GOAL: State the number of lines with the string "this" in them, and nothing else.

[start INPUT MATERIAL]

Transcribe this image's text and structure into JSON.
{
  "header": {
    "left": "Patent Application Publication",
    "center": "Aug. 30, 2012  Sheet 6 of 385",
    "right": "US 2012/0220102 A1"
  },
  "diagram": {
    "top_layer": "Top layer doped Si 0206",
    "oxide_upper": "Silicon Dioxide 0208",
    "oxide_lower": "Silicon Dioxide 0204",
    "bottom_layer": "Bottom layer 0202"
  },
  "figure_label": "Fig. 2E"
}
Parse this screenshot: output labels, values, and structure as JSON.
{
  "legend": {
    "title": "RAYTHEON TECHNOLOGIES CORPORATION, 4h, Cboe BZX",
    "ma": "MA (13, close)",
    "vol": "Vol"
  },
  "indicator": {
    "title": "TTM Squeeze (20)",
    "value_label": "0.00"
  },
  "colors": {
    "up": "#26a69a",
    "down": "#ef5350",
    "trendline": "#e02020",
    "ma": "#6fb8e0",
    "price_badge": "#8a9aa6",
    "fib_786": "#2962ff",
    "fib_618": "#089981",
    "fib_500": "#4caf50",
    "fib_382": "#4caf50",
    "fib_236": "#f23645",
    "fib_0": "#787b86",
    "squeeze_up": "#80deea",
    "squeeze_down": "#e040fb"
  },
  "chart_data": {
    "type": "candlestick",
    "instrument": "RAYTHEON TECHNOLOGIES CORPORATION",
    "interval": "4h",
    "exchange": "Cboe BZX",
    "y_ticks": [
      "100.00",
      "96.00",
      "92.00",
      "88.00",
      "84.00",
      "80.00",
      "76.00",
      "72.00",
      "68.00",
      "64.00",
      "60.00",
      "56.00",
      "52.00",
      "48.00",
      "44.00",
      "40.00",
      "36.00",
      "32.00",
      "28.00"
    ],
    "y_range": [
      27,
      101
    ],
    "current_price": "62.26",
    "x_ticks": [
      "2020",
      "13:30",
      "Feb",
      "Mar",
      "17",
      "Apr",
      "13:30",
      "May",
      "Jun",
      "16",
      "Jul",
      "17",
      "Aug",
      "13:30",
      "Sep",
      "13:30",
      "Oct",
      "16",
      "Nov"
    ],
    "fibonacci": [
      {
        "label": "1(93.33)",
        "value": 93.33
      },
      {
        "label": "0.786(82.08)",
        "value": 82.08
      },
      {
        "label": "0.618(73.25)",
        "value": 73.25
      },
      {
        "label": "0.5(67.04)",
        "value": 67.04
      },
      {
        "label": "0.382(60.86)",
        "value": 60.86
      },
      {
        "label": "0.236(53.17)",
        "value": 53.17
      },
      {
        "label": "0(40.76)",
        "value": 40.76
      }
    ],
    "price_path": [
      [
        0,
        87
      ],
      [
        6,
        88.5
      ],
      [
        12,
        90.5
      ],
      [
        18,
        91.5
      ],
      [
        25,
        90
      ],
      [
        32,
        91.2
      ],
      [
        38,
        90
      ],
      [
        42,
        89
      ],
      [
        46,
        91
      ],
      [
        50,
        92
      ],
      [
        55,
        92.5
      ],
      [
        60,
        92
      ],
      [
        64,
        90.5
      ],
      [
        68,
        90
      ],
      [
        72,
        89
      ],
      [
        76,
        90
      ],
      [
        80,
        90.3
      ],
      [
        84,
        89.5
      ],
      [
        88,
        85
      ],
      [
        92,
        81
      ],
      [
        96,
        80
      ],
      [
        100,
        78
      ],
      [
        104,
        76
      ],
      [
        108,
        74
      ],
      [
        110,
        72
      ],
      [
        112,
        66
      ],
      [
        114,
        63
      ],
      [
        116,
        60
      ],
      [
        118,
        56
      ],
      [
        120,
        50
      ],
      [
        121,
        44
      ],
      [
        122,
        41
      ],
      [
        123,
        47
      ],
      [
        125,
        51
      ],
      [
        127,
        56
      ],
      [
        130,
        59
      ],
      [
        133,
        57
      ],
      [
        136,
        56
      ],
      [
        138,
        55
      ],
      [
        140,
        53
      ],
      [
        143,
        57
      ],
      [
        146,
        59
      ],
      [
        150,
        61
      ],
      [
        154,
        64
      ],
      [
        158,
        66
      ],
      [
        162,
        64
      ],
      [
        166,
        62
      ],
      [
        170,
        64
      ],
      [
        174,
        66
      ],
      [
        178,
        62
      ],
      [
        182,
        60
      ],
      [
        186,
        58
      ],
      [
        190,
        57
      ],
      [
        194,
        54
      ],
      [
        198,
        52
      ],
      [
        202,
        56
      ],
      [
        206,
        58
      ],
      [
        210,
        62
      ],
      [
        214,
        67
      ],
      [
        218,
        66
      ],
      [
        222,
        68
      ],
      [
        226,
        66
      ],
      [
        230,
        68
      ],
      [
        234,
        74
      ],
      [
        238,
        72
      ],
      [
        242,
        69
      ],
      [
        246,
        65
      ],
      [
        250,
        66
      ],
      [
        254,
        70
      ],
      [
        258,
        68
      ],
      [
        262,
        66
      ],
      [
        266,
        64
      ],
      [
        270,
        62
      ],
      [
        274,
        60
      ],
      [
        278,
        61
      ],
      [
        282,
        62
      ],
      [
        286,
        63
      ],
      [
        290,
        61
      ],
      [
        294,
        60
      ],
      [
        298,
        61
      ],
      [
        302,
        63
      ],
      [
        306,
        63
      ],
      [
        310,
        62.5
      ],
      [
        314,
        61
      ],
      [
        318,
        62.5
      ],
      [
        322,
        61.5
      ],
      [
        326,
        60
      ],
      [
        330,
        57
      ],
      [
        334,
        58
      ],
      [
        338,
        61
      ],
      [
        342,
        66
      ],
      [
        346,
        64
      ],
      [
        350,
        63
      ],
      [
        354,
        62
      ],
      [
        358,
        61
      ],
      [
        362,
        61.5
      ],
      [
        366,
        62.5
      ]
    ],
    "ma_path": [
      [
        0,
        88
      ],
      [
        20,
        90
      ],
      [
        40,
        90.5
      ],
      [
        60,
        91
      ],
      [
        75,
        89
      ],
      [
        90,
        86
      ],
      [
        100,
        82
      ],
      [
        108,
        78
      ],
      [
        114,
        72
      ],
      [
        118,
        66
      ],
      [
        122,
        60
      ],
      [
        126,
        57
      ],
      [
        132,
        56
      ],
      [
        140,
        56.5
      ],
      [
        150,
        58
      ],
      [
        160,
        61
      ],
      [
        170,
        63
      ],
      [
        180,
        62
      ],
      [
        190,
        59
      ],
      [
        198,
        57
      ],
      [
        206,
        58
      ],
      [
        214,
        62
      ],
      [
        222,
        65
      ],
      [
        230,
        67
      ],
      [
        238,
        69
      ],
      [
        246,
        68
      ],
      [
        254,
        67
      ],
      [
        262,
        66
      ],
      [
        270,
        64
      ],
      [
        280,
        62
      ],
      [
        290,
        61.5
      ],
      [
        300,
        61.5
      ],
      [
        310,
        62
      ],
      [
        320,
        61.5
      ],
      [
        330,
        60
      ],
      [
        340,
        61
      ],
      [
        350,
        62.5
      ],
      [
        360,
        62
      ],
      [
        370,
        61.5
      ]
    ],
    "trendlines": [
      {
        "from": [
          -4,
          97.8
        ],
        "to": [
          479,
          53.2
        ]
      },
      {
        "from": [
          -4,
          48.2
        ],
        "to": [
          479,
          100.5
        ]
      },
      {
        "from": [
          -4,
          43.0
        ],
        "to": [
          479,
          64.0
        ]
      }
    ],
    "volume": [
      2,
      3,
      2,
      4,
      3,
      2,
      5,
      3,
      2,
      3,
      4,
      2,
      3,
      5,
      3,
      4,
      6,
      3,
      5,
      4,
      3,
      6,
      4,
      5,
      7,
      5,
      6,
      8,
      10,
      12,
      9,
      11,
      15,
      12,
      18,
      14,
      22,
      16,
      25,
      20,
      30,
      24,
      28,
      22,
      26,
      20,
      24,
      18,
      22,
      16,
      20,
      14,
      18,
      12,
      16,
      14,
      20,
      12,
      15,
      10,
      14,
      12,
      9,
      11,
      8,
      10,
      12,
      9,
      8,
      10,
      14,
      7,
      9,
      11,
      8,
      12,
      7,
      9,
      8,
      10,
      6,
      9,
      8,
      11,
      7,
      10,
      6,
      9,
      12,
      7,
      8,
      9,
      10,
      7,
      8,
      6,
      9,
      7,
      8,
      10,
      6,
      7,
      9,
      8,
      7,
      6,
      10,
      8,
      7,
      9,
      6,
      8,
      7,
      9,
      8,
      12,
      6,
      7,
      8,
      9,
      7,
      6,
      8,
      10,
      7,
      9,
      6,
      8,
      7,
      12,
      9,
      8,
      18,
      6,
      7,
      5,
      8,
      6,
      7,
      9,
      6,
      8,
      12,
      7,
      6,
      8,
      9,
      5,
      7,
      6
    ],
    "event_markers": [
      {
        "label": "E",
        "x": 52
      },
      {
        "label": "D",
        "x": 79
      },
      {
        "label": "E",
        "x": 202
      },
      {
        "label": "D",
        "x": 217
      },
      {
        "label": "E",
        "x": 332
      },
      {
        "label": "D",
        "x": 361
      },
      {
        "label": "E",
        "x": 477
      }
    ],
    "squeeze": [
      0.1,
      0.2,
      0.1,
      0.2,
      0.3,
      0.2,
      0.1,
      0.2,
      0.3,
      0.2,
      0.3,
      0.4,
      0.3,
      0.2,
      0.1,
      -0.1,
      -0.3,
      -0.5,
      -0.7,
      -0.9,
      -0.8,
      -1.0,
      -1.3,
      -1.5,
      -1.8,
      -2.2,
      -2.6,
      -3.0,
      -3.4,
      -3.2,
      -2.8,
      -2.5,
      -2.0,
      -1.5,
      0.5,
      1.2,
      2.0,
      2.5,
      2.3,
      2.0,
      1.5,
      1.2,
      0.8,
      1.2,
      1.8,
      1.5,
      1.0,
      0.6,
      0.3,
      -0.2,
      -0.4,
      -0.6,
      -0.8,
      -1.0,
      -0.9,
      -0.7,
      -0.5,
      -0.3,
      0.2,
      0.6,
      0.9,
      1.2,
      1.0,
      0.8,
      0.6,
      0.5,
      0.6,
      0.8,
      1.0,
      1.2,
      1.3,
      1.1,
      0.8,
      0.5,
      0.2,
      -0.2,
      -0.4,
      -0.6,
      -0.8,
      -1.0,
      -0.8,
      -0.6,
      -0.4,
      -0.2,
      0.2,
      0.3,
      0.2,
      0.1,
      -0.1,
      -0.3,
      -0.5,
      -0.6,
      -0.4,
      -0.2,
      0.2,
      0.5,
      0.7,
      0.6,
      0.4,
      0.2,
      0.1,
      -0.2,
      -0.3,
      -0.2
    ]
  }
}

[end INPUT MATERIAL]

TASK SOLUTION: 2